:: EXERCISE BRIEF ::
Leave the pictures out, and retype all of the material exactly as written.
───── GIVEN RECORDS
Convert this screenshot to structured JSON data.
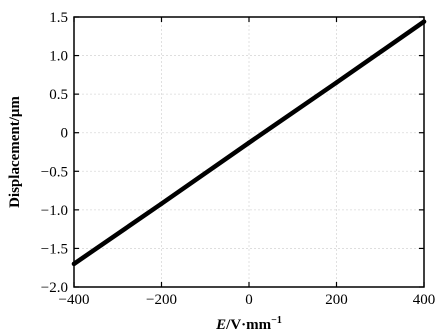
{
  "chart_data": {
    "type": "line",
    "title": "",
    "xlabel": "E/V·mm⁻¹",
    "xlabel_parts": {
      "var": "E",
      "unit": "/V·mm",
      "exp": "−1"
    },
    "ylabel": "Displacement/μm",
    "xlim": [
      -400,
      400
    ],
    "ylim": [
      -2.0,
      1.5
    ],
    "x_ticks": [
      -400,
      -200,
      0,
      200,
      400
    ],
    "x_tick_labels": [
      "−400",
      "−200",
      "0",
      "200",
      "400"
    ],
    "y_ticks": [
      1.5,
      1.0,
      0.5,
      0,
      -0.5,
      -1.0,
      -1.5,
      -2.0
    ],
    "y_tick_labels": [
      "1.5",
      "1.0",
      "0.5",
      "0",
      "−0.5",
      "−1.0",
      "−1.5",
      "−2.0"
    ],
    "grid": true,
    "series": [
      {
        "x": [
          -400,
          -200,
          0,
          200,
          400
        ],
        "y": [
          -1.7,
          -0.92,
          -0.13,
          0.65,
          1.44
        ],
        "color": "#000000"
      }
    ]
  }
}
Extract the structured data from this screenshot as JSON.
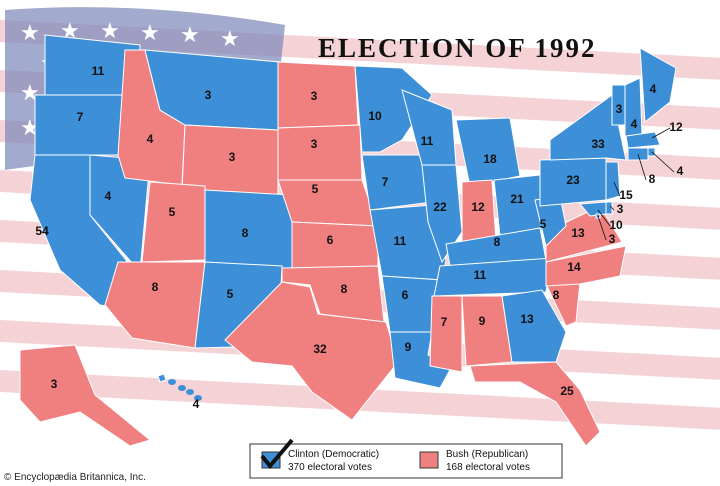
{
  "title": "ELECTION OF 1992",
  "states": [
    {
      "votes": 11,
      "color": "#3d8fd8"
    },
    {
      "votes": 7,
      "color": "#3d8fd8"
    },
    {
      "votes": 54,
      "color": "#3d8fd8"
    },
    {
      "votes": 4,
      "color": "#3d8fd8"
    },
    {
      "votes": 4,
      "color": "#f08080"
    },
    {
      "votes": 3,
      "color": "#3d8fd8"
    },
    {
      "votes": 3,
      "color": "#f08080"
    },
    {
      "votes": 5,
      "color": "#f08080"
    },
    {
      "votes": 8,
      "color": "#3d8fd8"
    },
    {
      "votes": 8,
      "color": "#f08080"
    },
    {
      "votes": 5,
      "color": "#3d8fd8"
    },
    {
      "votes": 3,
      "color": "#f08080"
    },
    {
      "votes": 3,
      "color": "#f08080"
    },
    {
      "votes": 5,
      "color": "#f08080"
    },
    {
      "votes": 6,
      "color": "#f08080"
    },
    {
      "votes": 8,
      "color": "#f08080"
    },
    {
      "votes": 32,
      "color": "#f08080"
    },
    {
      "votes": 10,
      "color": "#3d8fd8"
    },
    {
      "votes": 7,
      "color": "#3d8fd8"
    },
    {
      "votes": 11,
      "color": "#3d8fd8"
    },
    {
      "votes": 6,
      "color": "#3d8fd8"
    },
    {
      "votes": 9,
      "color": "#3d8fd8"
    },
    {
      "votes": 11,
      "color": "#3d8fd8"
    },
    {
      "votes": 22,
      "color": "#3d8fd8"
    },
    {
      "votes": 18,
      "color": "#3d8fd8"
    },
    {
      "votes": 12,
      "color": "#f08080"
    },
    {
      "votes": 21,
      "color": "#3d8fd8"
    },
    {
      "votes": 8,
      "color": "#3d8fd8"
    },
    {
      "votes": 11,
      "color": "#3d8fd8"
    },
    {
      "votes": 7,
      "color": "#f08080"
    },
    {
      "votes": 9,
      "color": "#f08080"
    },
    {
      "votes": 13,
      "color": "#3d8fd8"
    },
    {
      "votes": 25,
      "color": "#f08080"
    },
    {
      "votes": 8,
      "color": "#f08080"
    },
    {
      "votes": 14,
      "color": "#f08080"
    },
    {
      "votes": 13,
      "color": "#f08080"
    },
    {
      "votes": 5,
      "color": "#3d8fd8"
    },
    {
      "votes": 23,
      "color": "#3d8fd8"
    },
    {
      "votes": 33,
      "color": "#3d8fd8"
    },
    {
      "votes": 3,
      "color": "#3d8fd8"
    },
    {
      "votes": 4,
      "color": "#3d8fd8"
    },
    {
      "votes": 4,
      "color": "#3d8fd8"
    },
    {
      "votes": 12,
      "color": "#3d8fd8"
    },
    {
      "votes": 4,
      "color": "#3d8fd8"
    },
    {
      "votes": 8,
      "color": "#3d8fd8"
    },
    {
      "votes": 15,
      "color": "#3d8fd8"
    },
    {
      "votes": 3,
      "color": "#3d8fd8"
    },
    {
      "votes": 10,
      "color": "#3d8fd8"
    },
    {
      "votes": 3,
      "color": "#3d8fd8"
    },
    {
      "votes": 3,
      "color": "#f08080"
    },
    {
      "votes": 4,
      "color": "#3d8fd8"
    }
  ],
  "legend": [
    {
      "label": "Clinton (Democratic)",
      "votes": "370 electoral votes",
      "color": "#3d8fd8"
    },
    {
      "label": "Bush (Republican)",
      "votes": "168 electoral votes",
      "color": "#f08080"
    }
  ],
  "credit": "© Encyclopædia Britannica, Inc."
}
──────────
:: SOLUTION FOR THIS TASK ::
Convert this screenshot to structured JSON data.
{
  "chart_data": {
    "type": "line",
    "title": "",
    "xlabel": "E/V·mm⁻¹",
    "xlabel_parts": {
      "var": "E",
      "unit": "/V·mm",
      "exp": "−1"
    },
    "ylabel": "Displacement/μm",
    "xlim": [
      -400,
      400
    ],
    "ylim": [
      -2.0,
      1.5
    ],
    "x_ticks": [
      -400,
      -200,
      0,
      200,
      400
    ],
    "x_tick_labels": [
      "−400",
      "−200",
      "0",
      "200",
      "400"
    ],
    "y_ticks": [
      1.5,
      1.0,
      0.5,
      0,
      -0.5,
      -1.0,
      -1.5,
      -2.0
    ],
    "y_tick_labels": [
      "1.5",
      "1.0",
      "0.5",
      "0",
      "−0.5",
      "−1.0",
      "−1.5",
      "−2.0"
    ],
    "grid": true,
    "series": [
      {
        "x": [
          -400,
          -200,
          0,
          200,
          400
        ],
        "y": [
          -1.7,
          -0.92,
          -0.13,
          0.65,
          1.44
        ],
        "color": "#000000"
      }
    ]
  }
}
Extract the structured data from this screenshot as JSON.
{
  "title": "ELECTION OF 1992",
  "states": [
    {
      "votes": 11,
      "color": "#3d8fd8"
    },
    {
      "votes": 7,
      "color": "#3d8fd8"
    },
    {
      "votes": 54,
      "color": "#3d8fd8"
    },
    {
      "votes": 4,
      "color": "#3d8fd8"
    },
    {
      "votes": 4,
      "color": "#f08080"
    },
    {
      "votes": 3,
      "color": "#3d8fd8"
    },
    {
      "votes": 3,
      "color": "#f08080"
    },
    {
      "votes": 5,
      "color": "#f08080"
    },
    {
      "votes": 8,
      "color": "#3d8fd8"
    },
    {
      "votes": 8,
      "color": "#f08080"
    },
    {
      "votes": 5,
      "color": "#3d8fd8"
    },
    {
      "votes": 3,
      "color": "#f08080"
    },
    {
      "votes": 3,
      "color": "#f08080"
    },
    {
      "votes": 5,
      "color": "#f08080"
    },
    {
      "votes": 6,
      "color": "#f08080"
    },
    {
      "votes": 8,
      "color": "#f08080"
    },
    {
      "votes": 32,
      "color": "#f08080"
    },
    {
      "votes": 10,
      "color": "#3d8fd8"
    },
    {
      "votes": 7,
      "color": "#3d8fd8"
    },
    {
      "votes": 11,
      "color": "#3d8fd8"
    },
    {
      "votes": 6,
      "color": "#3d8fd8"
    },
    {
      "votes": 9,
      "color": "#3d8fd8"
    },
    {
      "votes": 11,
      "color": "#3d8fd8"
    },
    {
      "votes": 22,
      "color": "#3d8fd8"
    },
    {
      "votes": 18,
      "color": "#3d8fd8"
    },
    {
      "votes": 12,
      "color": "#f08080"
    },
    {
      "votes": 21,
      "color": "#3d8fd8"
    },
    {
      "votes": 8,
      "color": "#3d8fd8"
    },
    {
      "votes": 11,
      "color": "#3d8fd8"
    },
    {
      "votes": 7,
      "color": "#f08080"
    },
    {
      "votes": 9,
      "color": "#f08080"
    },
    {
      "votes": 13,
      "color": "#3d8fd8"
    },
    {
      "votes": 25,
      "color": "#f08080"
    },
    {
      "votes": 8,
      "color": "#f08080"
    },
    {
      "votes": 14,
      "color": "#f08080"
    },
    {
      "votes": 13,
      "color": "#f08080"
    },
    {
      "votes": 5,
      "color": "#3d8fd8"
    },
    {
      "votes": 23,
      "color": "#3d8fd8"
    },
    {
      "votes": 33,
      "color": "#3d8fd8"
    },
    {
      "votes": 3,
      "color": "#3d8fd8"
    },
    {
      "votes": 4,
      "color": "#3d8fd8"
    },
    {
      "votes": 4,
      "color": "#3d8fd8"
    },
    {
      "votes": 12,
      "color": "#3d8fd8"
    },
    {
      "votes": 4,
      "color": "#3d8fd8"
    },
    {
      "votes": 8,
      "color": "#3d8fd8"
    },
    {
      "votes": 15,
      "color": "#3d8fd8"
    },
    {
      "votes": 3,
      "color": "#3d8fd8"
    },
    {
      "votes": 10,
      "color": "#3d8fd8"
    },
    {
      "votes": 3,
      "color": "#3d8fd8"
    },
    {
      "votes": 3,
      "color": "#f08080"
    },
    {
      "votes": 4,
      "color": "#3d8fd8"
    }
  ],
  "legend": [
    {
      "label": "Clinton (Democratic)",
      "votes": "370 electoral votes",
      "color": "#3d8fd8"
    },
    {
      "label": "Bush (Republican)",
      "votes": "168 electoral votes",
      "color": "#f08080"
    }
  ],
  "credit": "© Encyclopædia Britannica, Inc."
}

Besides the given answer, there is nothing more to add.